■ EXERCISE INSTRUCTIONS
Make an exact copy of the entries below.

■ EXERCISE MATERIALS

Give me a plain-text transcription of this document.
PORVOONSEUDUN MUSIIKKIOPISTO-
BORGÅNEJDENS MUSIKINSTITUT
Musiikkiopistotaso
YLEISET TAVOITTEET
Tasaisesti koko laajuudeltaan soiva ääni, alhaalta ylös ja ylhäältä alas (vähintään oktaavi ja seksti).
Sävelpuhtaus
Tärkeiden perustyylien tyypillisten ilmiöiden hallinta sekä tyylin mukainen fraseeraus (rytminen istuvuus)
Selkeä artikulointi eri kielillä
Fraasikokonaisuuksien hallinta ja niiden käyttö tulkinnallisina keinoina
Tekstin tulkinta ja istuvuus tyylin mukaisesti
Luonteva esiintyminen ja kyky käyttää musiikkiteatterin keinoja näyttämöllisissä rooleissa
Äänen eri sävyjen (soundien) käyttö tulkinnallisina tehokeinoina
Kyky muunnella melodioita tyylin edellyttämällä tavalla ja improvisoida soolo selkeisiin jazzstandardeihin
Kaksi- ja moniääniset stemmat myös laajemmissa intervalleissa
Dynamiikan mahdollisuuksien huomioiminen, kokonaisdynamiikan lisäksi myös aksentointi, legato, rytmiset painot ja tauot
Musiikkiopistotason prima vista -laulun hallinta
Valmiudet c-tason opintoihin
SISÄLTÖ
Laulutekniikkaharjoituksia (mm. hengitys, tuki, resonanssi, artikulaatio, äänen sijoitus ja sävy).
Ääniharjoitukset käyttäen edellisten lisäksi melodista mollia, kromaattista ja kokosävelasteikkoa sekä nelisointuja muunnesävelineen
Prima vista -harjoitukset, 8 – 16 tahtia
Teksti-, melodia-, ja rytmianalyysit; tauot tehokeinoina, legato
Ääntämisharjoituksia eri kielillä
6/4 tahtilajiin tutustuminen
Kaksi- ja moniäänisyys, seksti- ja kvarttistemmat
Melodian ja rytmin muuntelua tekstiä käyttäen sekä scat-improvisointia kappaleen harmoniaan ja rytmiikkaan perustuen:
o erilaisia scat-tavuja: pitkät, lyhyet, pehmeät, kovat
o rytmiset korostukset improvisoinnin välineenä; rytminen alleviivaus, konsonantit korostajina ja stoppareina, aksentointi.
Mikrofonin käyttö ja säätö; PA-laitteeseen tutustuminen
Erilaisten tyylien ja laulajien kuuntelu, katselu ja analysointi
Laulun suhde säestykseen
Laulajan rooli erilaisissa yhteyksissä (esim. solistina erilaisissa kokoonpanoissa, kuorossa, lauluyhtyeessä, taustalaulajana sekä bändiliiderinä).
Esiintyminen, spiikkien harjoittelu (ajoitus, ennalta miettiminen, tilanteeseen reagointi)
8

■ EXPECTED ANSWER
Give me a plain-text transcription of this document.
PORVOONSEUDUN MUSIIKKIOPISTO-
BORGÅNEJDENS MUSIKINSTITUT
Musiikkiopistotaso
YLEISET TAVOITTEET
Tasaisesti koko laajuudeltaan soiva ääni, alhaalta ylös ja ylhäältä alas (vähintään oktaavi ja seksti).
Sävelpuhtaus
Tärkeiden perustyylien tyypillisten ilmiöiden hallinta sekä tyylin mukainen fraseeraus (rytminen istuvuus)
Selkeä artikulointi eri kielillä
Fraasikokonaisuuksien hallinta ja niiden käyttö tulkinnallisina keinoina
Tekstin tulkinta ja istuvuus tyylin mukaisesti
Luonteva esiintyminen ja kyky käyttää musiikkiteatterin keinoja näyttämöllisissä rooleissa
Äänen eri sävyjen (soundien) käyttö tulkinnallisina tehokeinoina
Kyky muunnella melodioita tyylin edellyttämällä tavalla ja improvisoida soolo selkeisiin jazzstandardeihin
Kaksi- ja moniääniset stemmat myös laajemmissa intervalleissa
Dynamiikan mahdollisuuksien huomioiminen, kokonaisdynamiikan lisäksi myös aksentointi, legato, rytmiset painot ja tauot
Musiikkiopistotason prima vista -laulun hallinta
Valmiudet c-tason opintoihin
SISÄLTÖ
Laulutekniikkaharjoituksia (mm. hengitys, tuki, resonanssi, artikulaatio, äänen sijoitus ja sävy).
Ääniharjoitukset käyttäen edellisten lisäksi melodista mollia, kromaattista ja kokosävelasteikkoa sekä nelisointuja muunnesävelineen
Prima vista -harjoitukset, 8 – 16 tahtia
Teksti-, melodia-, ja rytmianalyysit; tauot tehokeinoina, legato
Ääntämisharjoituksia eri kielillä
6/4 tahtilajiin tutustuminen
Kaksi- ja moniäänisyys, seksti- ja kvarttistemmat
Melodian ja rytmin muuntelua tekstiä käyttäen sekä scat-improvisointia kappaleen harmoniaan ja rytmiikkaan perustuen:
o erilaisia scat-tavuja: pitkät, lyhyet, pehmeät, kovat
o rytmiset korostukset improvisoinnin välineenä; rytminen alleviivaus, konsonantit korostajina ja stoppareina, aksentointi.
Mikrofonin käyttö ja säätö; PA-laitteeseen tutustuminen
Erilaisten tyylien ja laulajien kuuntelu, katselu ja analysointi
Laulun suhde säestykseen
Laulajan rooli erilaisissa yhteyksissä (esim. solistina erilaisissa kokoonpanoissa, kuorossa, lauluyhtyeessä, taustalaulajana sekä bändiliiderinä).
Esiintyminen, spiikkien harjoittelu (ajoitus, ennalta miettiminen, tilanteeseen reagointi)
8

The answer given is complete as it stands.